--- SOURCE EXTRACT ---
|---|

All of lore.kernel.org
 help / color / mirror / Atom feed
From: "Ævar Arnfjörð Bjarmason" <avarab@gmail.com>
To: git@vger.kernel.org
Cc: "Junio C Hamano" <gitster@pobox.com>,
	"Emily Shaffer" <emilyshaffer@google.com>,
	"Taylor Blau" <me@ttaylorr.com>,
	"Eric Sunshine" <sunshine@sunshineco.com>,
	"Ævar Arnfjörð Bjarmason" <avarab@gmail.com>
Subject: [PATCH v2 0/6] tr2: plug memory leaks + logic errors + Win32 & Linux feature parity
Date: Thu, 26 Aug 2021 14:22:18 +0200	[thread overview]
Message-ID: <cover-v2-0.6-00000000000-20210826T121820Z-avarab@gmail.com> (raw)
In-Reply-To: <cover-0.6-00000000000-20210825T231400Z-avarab@gmail.com>

An early re-roll due to some very good & early review by Taylor Blau,
this also fixes the grammar/typo pointed out by Eric Sunshine. Thanks
both:

This should address all the comments Taylor brought up, and hopefully
a bit more. The only thing I left outstanding was the inclusion of the
"while we're at it" enum refactoring in 5/6. It's not necessary for
the end-state here, but I think since we're already reviewing most of
this file it makes sense to change it while we're at it to
future-proof the code vis-as-vis getting stricted checks from the
compiler.

|---|

--- YOUR INSTRUCTIONS ---
Can you proceed with the patch cover letter, picking up right after its last sentence? The material placed after this isn't needed.

|---|

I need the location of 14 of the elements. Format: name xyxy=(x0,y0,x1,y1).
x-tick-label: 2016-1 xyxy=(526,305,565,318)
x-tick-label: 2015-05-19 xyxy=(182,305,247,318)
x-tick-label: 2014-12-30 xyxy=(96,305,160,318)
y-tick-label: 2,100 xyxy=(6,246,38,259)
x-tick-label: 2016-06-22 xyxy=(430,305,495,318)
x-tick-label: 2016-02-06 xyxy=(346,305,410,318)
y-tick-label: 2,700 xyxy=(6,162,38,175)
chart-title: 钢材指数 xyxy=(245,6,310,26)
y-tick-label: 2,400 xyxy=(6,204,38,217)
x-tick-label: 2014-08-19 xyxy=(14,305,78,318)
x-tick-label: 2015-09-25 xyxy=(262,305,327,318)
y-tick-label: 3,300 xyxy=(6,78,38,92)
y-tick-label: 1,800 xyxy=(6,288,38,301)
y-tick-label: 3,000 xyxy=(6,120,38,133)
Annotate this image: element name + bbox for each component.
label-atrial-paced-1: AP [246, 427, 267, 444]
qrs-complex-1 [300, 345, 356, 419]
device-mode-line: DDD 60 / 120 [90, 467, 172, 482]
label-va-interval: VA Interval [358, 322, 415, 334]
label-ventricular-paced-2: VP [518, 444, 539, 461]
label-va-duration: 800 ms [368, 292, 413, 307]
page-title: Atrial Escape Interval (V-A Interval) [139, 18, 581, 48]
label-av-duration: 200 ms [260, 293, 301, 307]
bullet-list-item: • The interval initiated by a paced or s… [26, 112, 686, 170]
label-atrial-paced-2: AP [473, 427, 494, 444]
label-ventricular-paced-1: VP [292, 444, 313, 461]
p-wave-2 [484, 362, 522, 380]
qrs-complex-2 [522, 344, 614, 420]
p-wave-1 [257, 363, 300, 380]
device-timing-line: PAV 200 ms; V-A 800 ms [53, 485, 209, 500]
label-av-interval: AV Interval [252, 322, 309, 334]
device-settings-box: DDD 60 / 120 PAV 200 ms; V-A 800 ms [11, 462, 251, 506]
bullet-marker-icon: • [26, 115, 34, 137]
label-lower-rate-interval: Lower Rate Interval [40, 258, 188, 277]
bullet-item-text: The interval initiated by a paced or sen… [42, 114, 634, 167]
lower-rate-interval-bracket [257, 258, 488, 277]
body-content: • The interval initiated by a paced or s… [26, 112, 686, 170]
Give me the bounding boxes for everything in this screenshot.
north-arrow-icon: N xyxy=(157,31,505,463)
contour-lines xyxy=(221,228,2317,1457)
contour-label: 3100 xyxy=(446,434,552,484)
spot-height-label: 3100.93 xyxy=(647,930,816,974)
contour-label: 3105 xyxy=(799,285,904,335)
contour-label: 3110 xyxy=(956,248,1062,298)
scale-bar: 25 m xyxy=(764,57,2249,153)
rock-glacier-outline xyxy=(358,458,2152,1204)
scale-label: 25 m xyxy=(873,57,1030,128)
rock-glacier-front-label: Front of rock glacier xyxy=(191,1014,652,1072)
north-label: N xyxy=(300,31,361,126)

|---|

--- THE REPLY ---
Ævar Arnfjörð Bjarmason (6):
  tr2: remove NEEDSWORK comment for "non-procfs" implementations
  tr2: clarify TRACE2_PROCESS_INFO_EXIT comment under Linux
  tr2: stop leaking "thread_name" memory
  tr2: fix memory leak & logic error in 2f732bf15e6
  tr2: do compiler enum check in trace2_collect_process_info()
  tr2: log N parent process names on Linux

 compat/linux/procinfo.c | 169 ++++++++++++++++++++++++++++++++++------
 trace2/tr2_tls.c        |   1 +
 2 files changed, 146 insertions(+), 24 deletions(-)

Range-diff against v1:
1:  8c649ce3b49 = 1:  8c649ce3b49 tr2: remove NEEDSWORK comment for "non-procfs" implementations
2:  0150e3402a7 = 2:  0150e3402a7 tr2: clarify TRACE2_PROCESS_INFO_EXIT comment under Linux
3:  1fa1bbb6743 ! 3:  1d835d6767e tr2: stop leaking "thread_name" memory
    @@ Commit message
         Fix a memory leak introduced in ee4512ed481 (trace2: create new
         combined trace facility, 2019-02-22), we were doing a free() of other
         memory allocated in tr2tls_create_self(), but not the "thread_name"
    -    "strbuf strbuf".
    +    "struct strbuf".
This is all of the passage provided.